- Set exercise
Copy each line that contains the string "JSON".

- Record set
_ _ _ _ _ _ _

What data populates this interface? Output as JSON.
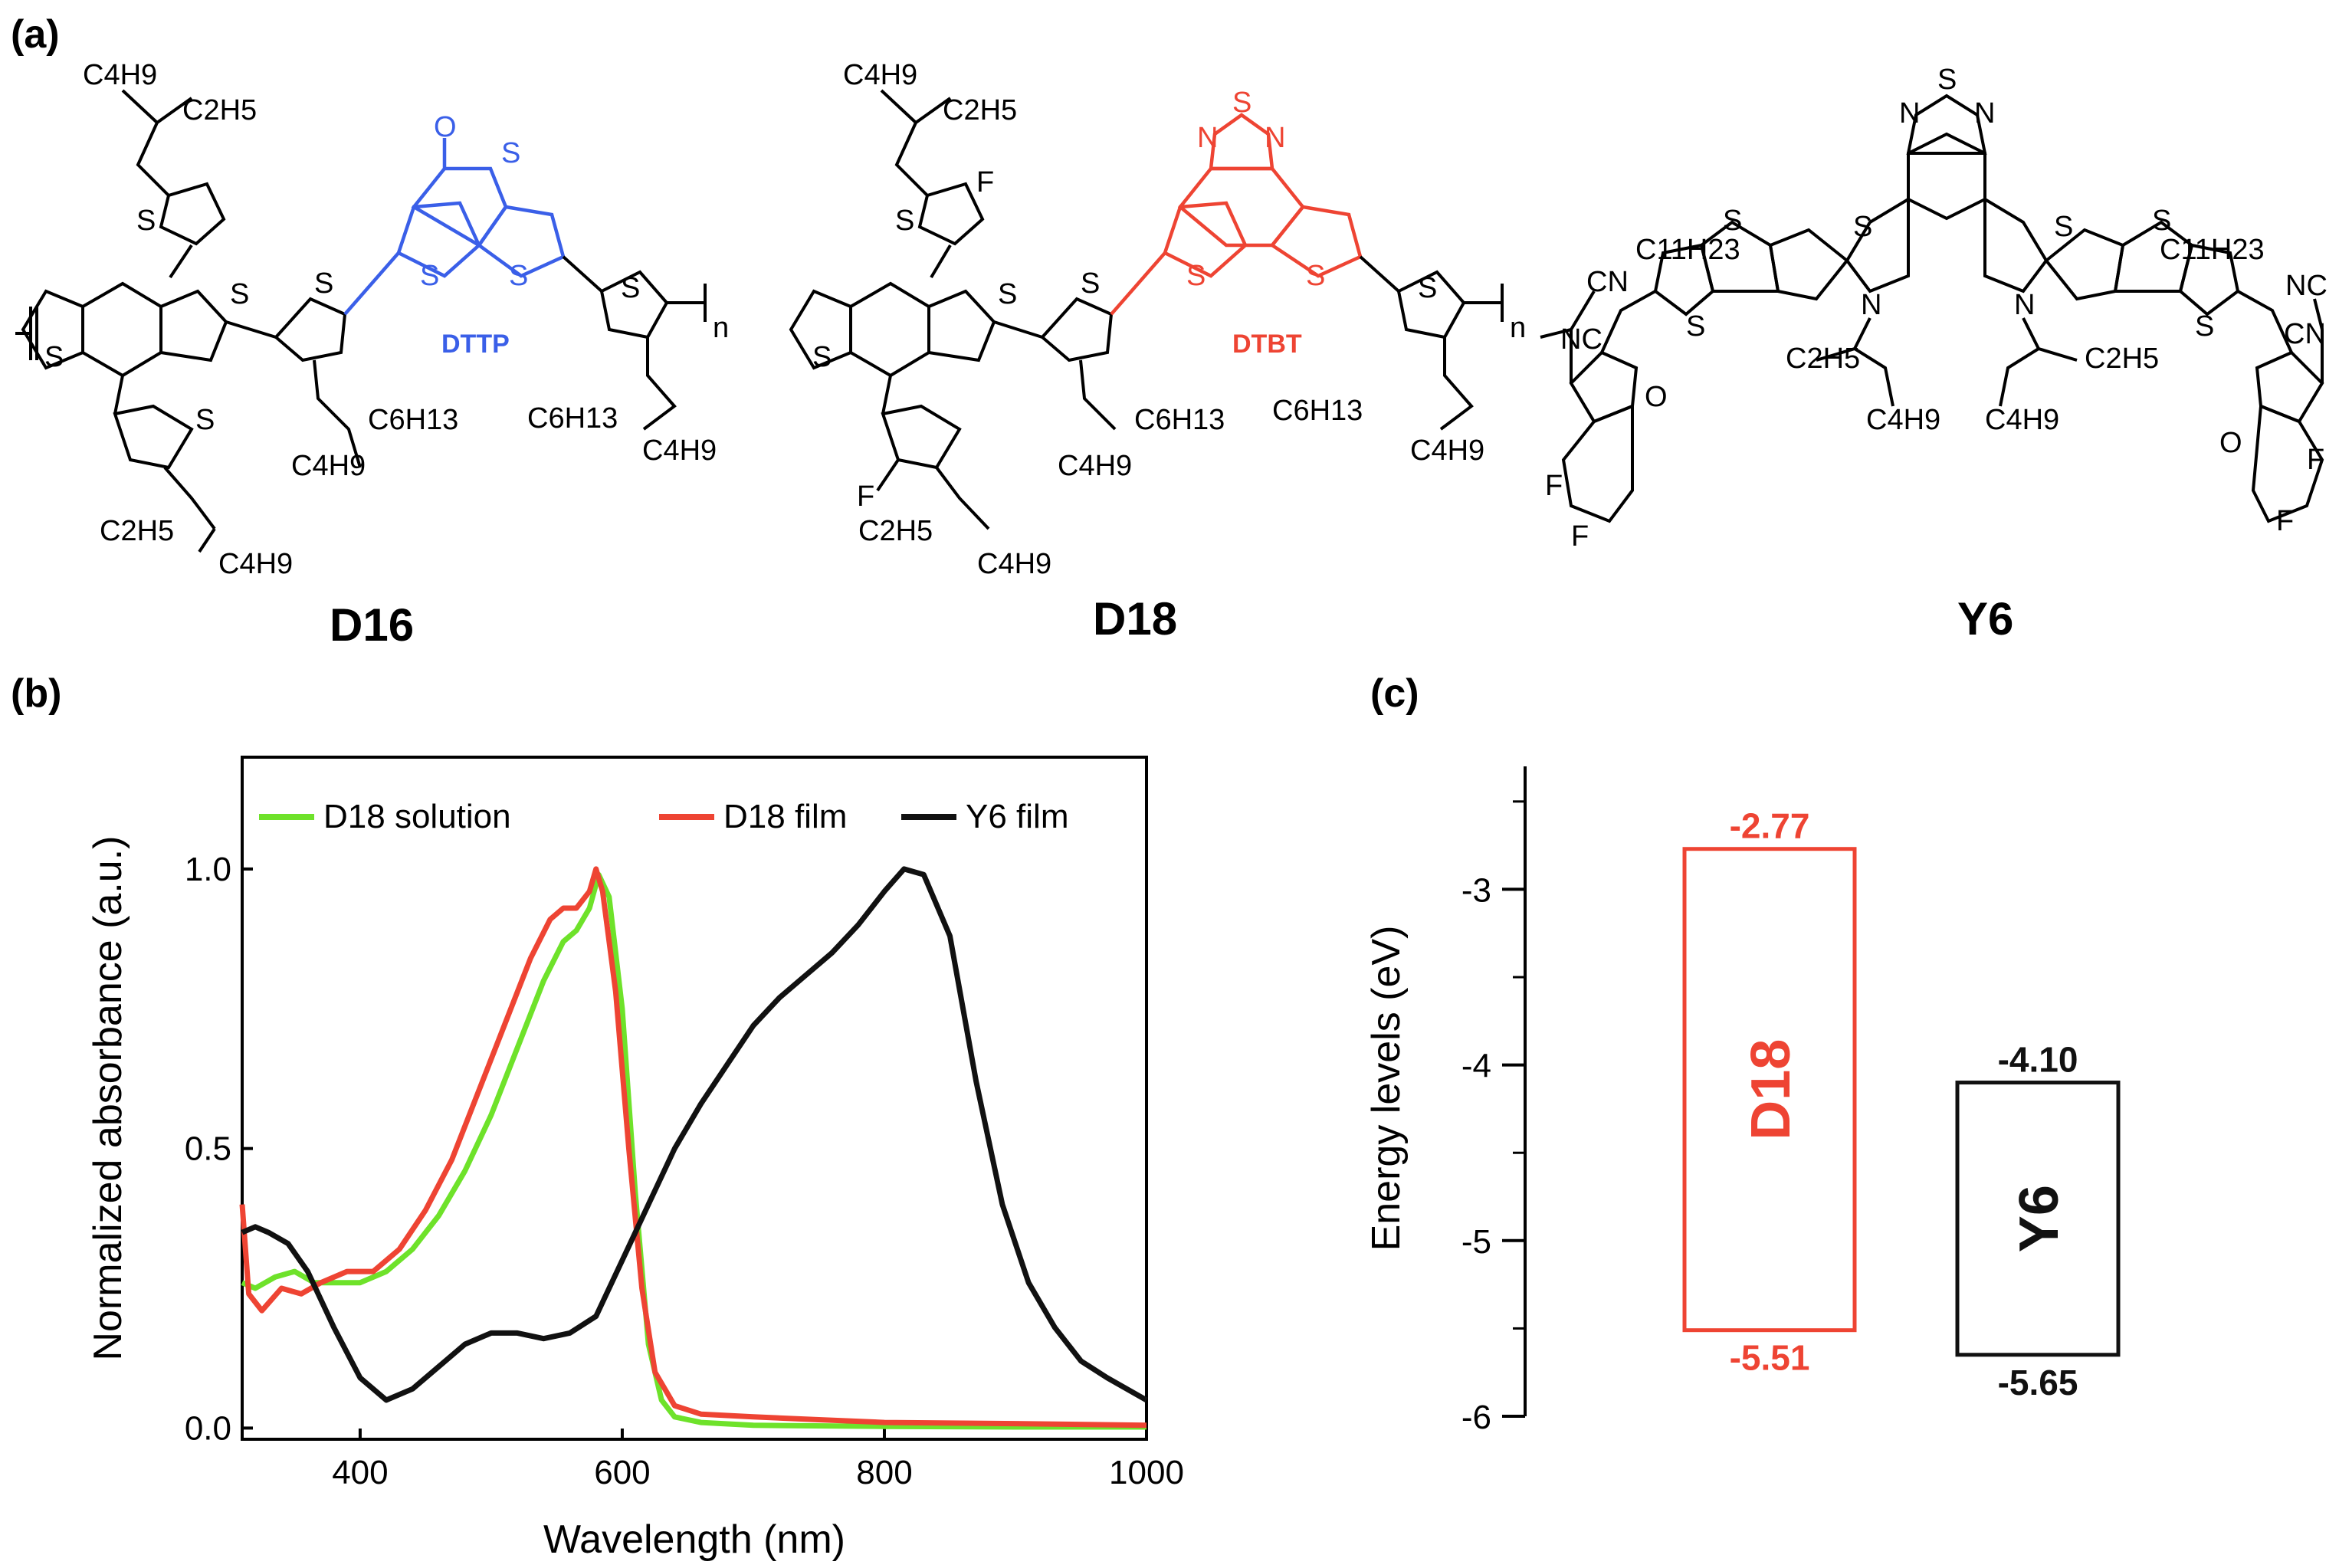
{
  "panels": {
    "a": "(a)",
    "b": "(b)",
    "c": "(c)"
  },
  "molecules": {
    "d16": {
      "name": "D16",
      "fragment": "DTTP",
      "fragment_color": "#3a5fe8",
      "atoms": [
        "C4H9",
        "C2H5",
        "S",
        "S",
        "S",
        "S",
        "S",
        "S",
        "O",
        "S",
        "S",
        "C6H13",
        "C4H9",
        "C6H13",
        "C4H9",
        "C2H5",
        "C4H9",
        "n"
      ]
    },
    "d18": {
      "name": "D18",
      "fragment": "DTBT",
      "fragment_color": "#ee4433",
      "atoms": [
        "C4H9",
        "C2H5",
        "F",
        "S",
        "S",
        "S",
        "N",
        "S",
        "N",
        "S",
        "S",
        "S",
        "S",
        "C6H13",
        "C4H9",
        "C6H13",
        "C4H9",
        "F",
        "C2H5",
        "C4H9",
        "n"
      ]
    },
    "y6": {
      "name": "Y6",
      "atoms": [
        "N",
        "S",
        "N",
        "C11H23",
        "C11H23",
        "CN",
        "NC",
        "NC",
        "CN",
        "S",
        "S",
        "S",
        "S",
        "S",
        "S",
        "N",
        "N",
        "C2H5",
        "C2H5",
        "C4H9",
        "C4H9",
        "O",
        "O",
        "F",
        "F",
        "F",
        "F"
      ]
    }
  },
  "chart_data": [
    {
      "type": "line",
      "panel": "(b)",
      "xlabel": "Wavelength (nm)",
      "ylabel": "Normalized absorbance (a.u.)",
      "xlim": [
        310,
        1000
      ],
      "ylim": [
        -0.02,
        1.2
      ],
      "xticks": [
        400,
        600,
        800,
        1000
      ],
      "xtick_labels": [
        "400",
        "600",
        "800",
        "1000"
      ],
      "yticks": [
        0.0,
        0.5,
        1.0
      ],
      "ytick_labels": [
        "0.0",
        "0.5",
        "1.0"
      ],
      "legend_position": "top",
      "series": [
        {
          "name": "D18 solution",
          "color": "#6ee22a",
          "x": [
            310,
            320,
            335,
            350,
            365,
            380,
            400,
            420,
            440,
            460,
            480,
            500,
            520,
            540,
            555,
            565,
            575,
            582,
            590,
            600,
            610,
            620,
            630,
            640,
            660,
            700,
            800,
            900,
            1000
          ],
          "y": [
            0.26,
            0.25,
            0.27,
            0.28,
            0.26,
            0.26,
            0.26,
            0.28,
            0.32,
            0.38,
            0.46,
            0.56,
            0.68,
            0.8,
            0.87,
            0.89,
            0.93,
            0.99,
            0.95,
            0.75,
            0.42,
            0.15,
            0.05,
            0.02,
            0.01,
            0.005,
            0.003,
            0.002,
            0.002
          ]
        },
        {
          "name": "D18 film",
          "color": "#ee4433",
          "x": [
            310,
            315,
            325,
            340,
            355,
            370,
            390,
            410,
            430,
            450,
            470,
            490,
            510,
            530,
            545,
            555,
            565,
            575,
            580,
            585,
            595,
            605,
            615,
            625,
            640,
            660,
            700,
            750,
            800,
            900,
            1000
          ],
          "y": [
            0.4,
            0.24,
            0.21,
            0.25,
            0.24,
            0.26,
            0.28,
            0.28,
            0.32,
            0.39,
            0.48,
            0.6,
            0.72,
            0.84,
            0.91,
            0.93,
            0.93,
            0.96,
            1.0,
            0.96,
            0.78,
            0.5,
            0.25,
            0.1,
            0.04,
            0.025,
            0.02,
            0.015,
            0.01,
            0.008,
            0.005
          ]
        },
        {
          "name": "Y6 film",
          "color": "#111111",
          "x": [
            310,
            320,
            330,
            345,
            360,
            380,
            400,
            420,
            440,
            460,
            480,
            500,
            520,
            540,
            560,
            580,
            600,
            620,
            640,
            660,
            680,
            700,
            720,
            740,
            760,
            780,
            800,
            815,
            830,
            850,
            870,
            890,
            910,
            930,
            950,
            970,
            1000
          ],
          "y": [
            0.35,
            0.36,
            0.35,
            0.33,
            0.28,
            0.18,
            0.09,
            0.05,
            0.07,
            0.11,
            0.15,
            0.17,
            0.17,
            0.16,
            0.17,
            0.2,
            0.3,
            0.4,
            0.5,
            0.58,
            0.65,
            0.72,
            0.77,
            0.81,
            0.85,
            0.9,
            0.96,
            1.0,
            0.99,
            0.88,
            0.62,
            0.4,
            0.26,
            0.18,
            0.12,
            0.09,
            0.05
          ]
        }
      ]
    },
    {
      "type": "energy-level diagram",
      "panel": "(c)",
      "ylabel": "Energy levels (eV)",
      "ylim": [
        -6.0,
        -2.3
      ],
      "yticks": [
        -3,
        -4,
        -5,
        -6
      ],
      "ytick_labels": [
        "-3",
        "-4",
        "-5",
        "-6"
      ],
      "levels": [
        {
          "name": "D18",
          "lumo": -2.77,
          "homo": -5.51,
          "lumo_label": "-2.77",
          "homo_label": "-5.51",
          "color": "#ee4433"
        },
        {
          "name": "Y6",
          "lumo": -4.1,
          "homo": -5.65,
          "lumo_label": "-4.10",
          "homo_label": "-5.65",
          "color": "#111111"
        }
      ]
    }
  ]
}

_ _ _ _ _ _ _

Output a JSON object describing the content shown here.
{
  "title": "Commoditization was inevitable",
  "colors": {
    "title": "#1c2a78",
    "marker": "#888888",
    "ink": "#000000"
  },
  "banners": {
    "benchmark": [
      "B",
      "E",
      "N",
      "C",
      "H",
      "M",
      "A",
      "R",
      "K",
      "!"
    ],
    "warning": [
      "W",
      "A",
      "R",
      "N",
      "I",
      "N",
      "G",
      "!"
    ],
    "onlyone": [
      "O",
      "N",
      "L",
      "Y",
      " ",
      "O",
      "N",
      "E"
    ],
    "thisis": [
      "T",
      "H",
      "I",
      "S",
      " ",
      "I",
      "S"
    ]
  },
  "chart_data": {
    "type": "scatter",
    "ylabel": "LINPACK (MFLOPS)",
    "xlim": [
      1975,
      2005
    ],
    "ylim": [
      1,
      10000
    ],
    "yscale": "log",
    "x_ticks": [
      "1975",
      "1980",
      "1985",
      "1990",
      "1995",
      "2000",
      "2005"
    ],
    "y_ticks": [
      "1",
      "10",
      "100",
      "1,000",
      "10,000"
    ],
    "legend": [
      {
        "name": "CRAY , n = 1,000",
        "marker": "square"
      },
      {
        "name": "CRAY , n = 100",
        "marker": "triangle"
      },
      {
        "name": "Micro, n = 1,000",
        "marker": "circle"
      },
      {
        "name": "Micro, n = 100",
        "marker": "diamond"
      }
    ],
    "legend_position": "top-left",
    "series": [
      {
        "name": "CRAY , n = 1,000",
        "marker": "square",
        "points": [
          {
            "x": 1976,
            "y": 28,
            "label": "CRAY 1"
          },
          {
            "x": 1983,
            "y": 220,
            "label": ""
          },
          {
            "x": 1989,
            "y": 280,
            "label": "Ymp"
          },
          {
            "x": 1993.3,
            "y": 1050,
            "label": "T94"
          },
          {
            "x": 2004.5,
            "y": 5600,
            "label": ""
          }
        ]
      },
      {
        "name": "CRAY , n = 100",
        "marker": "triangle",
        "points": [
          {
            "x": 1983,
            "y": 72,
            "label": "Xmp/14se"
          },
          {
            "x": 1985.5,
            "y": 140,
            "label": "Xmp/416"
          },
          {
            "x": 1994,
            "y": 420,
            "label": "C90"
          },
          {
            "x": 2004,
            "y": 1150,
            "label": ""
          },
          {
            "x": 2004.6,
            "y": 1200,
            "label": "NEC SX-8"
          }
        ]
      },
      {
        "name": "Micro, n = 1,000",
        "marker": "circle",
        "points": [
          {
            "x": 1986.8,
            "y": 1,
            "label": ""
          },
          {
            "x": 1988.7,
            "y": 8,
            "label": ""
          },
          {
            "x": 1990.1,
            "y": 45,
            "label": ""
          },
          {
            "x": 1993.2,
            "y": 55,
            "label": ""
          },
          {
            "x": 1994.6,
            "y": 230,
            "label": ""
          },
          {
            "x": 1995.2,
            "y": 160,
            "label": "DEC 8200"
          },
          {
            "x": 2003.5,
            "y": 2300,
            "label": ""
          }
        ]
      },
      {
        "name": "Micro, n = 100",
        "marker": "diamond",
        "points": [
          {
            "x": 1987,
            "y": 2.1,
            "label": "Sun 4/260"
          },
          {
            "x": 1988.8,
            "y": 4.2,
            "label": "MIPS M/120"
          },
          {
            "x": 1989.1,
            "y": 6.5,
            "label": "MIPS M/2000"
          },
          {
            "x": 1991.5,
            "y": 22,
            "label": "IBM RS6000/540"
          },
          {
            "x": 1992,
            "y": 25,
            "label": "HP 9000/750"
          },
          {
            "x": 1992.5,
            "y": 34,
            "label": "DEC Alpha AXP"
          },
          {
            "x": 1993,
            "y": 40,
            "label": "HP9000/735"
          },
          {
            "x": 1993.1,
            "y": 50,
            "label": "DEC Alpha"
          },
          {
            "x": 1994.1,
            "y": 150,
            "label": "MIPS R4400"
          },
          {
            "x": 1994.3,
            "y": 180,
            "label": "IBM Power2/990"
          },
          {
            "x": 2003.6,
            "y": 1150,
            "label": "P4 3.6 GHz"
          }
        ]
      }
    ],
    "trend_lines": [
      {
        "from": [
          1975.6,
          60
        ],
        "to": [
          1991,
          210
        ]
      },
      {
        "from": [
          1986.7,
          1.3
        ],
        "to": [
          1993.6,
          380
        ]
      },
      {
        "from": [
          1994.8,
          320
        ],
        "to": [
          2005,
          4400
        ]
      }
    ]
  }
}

_ _ _ _ _ _ _

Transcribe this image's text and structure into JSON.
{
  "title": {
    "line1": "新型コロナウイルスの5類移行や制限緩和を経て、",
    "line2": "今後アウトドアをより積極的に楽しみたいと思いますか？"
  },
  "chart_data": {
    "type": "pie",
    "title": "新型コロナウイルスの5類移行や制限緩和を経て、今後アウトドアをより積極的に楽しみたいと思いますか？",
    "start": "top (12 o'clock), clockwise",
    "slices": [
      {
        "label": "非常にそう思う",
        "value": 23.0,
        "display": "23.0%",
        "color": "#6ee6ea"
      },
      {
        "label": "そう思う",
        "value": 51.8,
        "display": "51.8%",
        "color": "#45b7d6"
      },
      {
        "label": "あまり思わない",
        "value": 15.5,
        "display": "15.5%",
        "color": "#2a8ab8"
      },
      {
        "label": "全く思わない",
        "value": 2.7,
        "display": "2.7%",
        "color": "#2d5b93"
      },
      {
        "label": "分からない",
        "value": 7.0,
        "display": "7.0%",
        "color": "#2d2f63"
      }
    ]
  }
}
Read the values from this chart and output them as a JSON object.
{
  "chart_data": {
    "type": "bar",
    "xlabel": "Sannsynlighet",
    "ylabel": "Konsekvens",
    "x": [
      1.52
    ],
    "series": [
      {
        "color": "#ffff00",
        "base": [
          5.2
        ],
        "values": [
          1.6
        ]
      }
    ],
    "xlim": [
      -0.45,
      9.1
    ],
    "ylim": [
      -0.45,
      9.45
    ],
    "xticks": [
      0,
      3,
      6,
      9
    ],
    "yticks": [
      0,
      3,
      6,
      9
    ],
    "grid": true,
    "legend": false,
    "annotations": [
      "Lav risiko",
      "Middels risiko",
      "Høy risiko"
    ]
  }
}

_ _ _ _ _ _ _

- Reply
What data populates this interface? Output as JSON.
Output a JSON object describing the content shown here.
Transcribe this image's text and structure into JSON.
Read the values from this chart and output them as a JSON object.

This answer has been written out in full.